YOUR TASK.
Take each line containing "below" and report it exactly as written.

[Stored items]
:::::

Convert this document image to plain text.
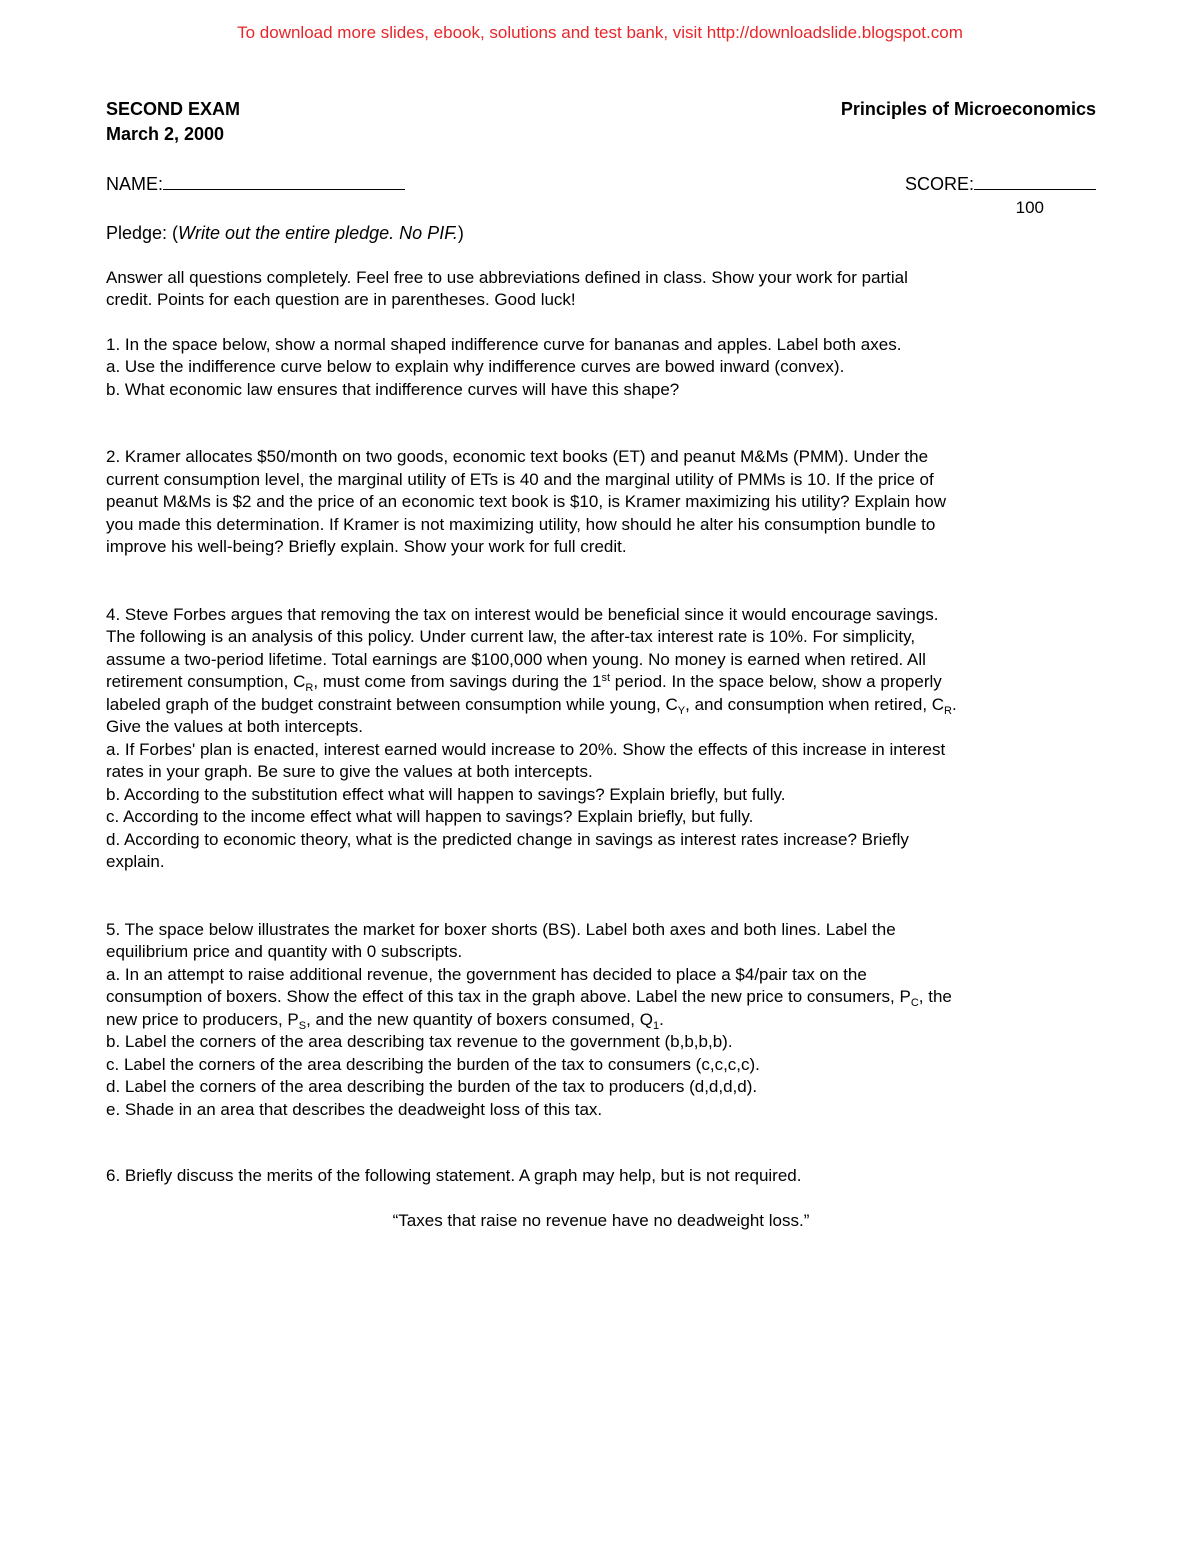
To download more slides, ebook, solutions and test bank, visit http://downloadslide.blogspot.com
SECOND EXAM	Principles of Microeconomics
March 2, 2000
NAME:	SCORE:
100
Pledge: (Write out the entire pledge. No PIF.)

Answer all questions completely. Feel free to use abbreviations defined in class. Show your work for partial

credit. Points for each question are in parentheses. Good luck!

1. In the space below, show a normal shaped indifference curve for bananas and apples. Label both axes.

a. Use the indifference curve below to explain why indifference curves are bowed inward (convex).

b. What economic law ensures that indifference curves will have this shape?

2. Kramer allocates $50/month on two goods, economic text books (ET) and peanut M&Ms (PMM). Under the

current consumption level, the marginal utility of ETs is 40 and the marginal utility of PMMs is 10. If the price of

peanut M&Ms is $2 and the price of an economic text book is $10, is Kramer maximizing his utility? Explain how

you made this determination. If Kramer is not maximizing utility, how should he alter his consumption bundle to

improve his well-being? Briefly explain. Show your work for full credit.

4. Steve Forbes argues that removing the tax on interest would be beneficial since it would encourage savings.

The following is an analysis of this policy. Under current law, the after-tax interest rate is 10%. For simplicity,

assume a two-period lifetime. Total earnings are $100,000 when young. No money is earned when retired. All

retirement consumption, $C_R$, must come from savings during the 1st period. In the space below, show a properly

labeled graph of the budget constraint between consumption while young, $C_Y$, and consumption when retired, $C_R$.

Give the values at both intercepts.

a. If Forbes' plan is enacted, interest earned would increase to 20%. Show the effects of this increase in interest

rates in your graph. Be sure to give the values at both intercepts.

b. According to the substitution effect what will happen to savings? Explain briefly, but fully.

c. According to the income effect what will happen to savings? Explain briefly, but fully.

d. According to economic theory, what is the predicted change in savings as interest rates increase? Briefly

explain.

5. The space below illustrates the market for boxer shorts (BS). Label both axes and both lines. Label the

equilibrium price and quantity with 0 subscripts.

a. In an attempt to raise additional revenue, the government has decided to place a $4/pair tax on the

consumption of boxers. Show the effect of this tax in the graph above. Label the new price to consumers, $P_C$, the

new price to producers, $P_S$, and the new quantity of boxers consumed, $Q_1$.

b. Label the corners of the area describing tax revenue to the government (b,b,b,b).

c. Label the corners of the area describing the burden of the tax to consumers (c,c,c,c).

d. Label the corners of the area describing the burden of the tax to producers (d,d,d,d).

e. Shade in an area that describes the deadweight loss of this tax.

6. Briefly discuss the merits of the following statement. A graph may help, but is not required.

“Taxes that raise no revenue have no deadweight loss.”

:::::

REPLY TO THE TASK.
1. In the space below, show a normal shaped indifference curve for bananas and apples. Label both axes.
a. Use the indifference curve below to explain why indifference curves are bowed inward (convex).
retirement consumption, $C_R$, must come from savings during the 1st period. In the space below, show a properly
5. The space below illustrates the market for boxer shorts (BS). Label both axes and both lines. Label the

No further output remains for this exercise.